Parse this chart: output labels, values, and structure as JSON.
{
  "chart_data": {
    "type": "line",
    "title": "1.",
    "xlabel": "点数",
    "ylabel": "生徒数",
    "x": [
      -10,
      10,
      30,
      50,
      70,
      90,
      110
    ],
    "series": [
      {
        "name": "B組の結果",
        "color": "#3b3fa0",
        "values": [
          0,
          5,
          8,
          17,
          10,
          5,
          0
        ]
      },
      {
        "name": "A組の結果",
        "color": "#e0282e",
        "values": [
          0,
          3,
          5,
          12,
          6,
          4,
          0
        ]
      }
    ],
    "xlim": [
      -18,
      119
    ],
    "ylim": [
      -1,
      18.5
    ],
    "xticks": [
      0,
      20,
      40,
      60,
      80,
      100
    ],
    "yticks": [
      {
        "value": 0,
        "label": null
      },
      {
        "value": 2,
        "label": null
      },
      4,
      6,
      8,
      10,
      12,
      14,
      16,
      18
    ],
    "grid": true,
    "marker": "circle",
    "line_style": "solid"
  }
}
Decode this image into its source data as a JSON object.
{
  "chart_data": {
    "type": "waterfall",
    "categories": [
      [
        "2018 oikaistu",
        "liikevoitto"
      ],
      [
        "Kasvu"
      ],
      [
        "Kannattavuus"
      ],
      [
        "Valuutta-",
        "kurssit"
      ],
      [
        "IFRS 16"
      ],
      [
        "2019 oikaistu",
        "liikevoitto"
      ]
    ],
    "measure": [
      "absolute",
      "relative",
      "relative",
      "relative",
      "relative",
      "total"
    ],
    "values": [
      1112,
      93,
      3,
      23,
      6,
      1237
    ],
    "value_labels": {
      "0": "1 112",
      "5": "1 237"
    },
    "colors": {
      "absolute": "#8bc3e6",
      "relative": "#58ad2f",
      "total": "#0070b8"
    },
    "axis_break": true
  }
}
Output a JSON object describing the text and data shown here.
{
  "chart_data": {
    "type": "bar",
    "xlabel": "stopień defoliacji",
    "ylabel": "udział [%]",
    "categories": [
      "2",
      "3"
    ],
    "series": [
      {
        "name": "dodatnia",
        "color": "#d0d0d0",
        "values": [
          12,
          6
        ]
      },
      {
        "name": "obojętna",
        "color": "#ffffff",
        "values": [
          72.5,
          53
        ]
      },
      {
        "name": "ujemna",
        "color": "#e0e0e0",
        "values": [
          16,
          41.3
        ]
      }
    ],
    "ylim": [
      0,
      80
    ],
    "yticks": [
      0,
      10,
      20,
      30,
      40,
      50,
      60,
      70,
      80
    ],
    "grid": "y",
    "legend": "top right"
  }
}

___

→ **EXERCISE DESCRIPTION**
Print the records above exactly as they appear.

→ **ANSWER TO THIS EXERCISE**
Parse this chart: output labels, values, and structure as JSON.
{
  "chart_data": {
    "type": "line",
    "title": "1.",
    "xlabel": "点数",
    "ylabel": "生徒数",
    "x": [
      -10,
      10,
      30,
      50,
      70,
      90,
      110
    ],
    "series": [
      {
        "name": "B組の結果",
        "color": "#3b3fa0",
        "values": [
          0,
          5,
          8,
          17,
          10,
          5,
          0
        ]
      },
      {
        "name": "A組の結果",
        "color": "#e0282e",
        "values": [
          0,
          3,
          5,
          12,
          6,
          4,
          0
        ]
      }
    ],
    "xlim": [
      -18,
      119
    ],
    "ylim": [
      -1,
      18.5
    ],
    "xticks": [
      0,
      20,
      40,
      60,
      80,
      100
    ],
    "yticks": [
      {
        "value": 0,
        "label": null
      },
      {
        "value": 2,
        "label": null
      },
      4,
      6,
      8,
      10,
      12,
      14,
      16,
      18
    ],
    "grid": true,
    "marker": "circle",
    "line_style": "solid"
  }
}
Decode this image into its source data as a JSON object.
{
  "chart_data": {
    "type": "waterfall",
    "categories": [
      [
        "2018 oikaistu",
        "liikevoitto"
      ],
      [
        "Kasvu"
      ],
      [
        "Kannattavuus"
      ],
      [
        "Valuutta-",
        "kurssit"
      ],
      [
        "IFRS 16"
      ],
      [
        "2019 oikaistu",
        "liikevoitto"
      ]
    ],
    "measure": [
      "absolute",
      "relative",
      "relative",
      "relative",
      "relative",
      "total"
    ],
    "values": [
      1112,
      93,
      3,
      23,
      6,
      1237
    ],
    "value_labels": {
      "0": "1 112",
      "5": "1 237"
    },
    "colors": {
      "absolute": "#8bc3e6",
      "relative": "#58ad2f",
      "total": "#0070b8"
    },
    "axis_break": true
  }
}
Output a JSON object describing the text and data shown here.
{
  "chart_data": {
    "type": "bar",
    "xlabel": "stopień defoliacji",
    "ylabel": "udział [%]",
    "categories": [
      "2",
      "3"
    ],
    "series": [
      {
        "name": "dodatnia",
        "color": "#d0d0d0",
        "values": [
          12,
          6
        ]
      },
      {
        "name": "obojętna",
        "color": "#ffffff",
        "values": [
          72.5,
          53
        ]
      },
      {
        "name": "ujemna",
        "color": "#e0e0e0",
        "values": [
          16,
          41.3
        ]
      }
    ],
    "ylim": [
      0,
      80
    ],
    "yticks": [
      0,
      10,
      20,
      30,
      40,
      50,
      60,
      70,
      80
    ],
    "grid": "y",
    "legend": "top right"
  }
}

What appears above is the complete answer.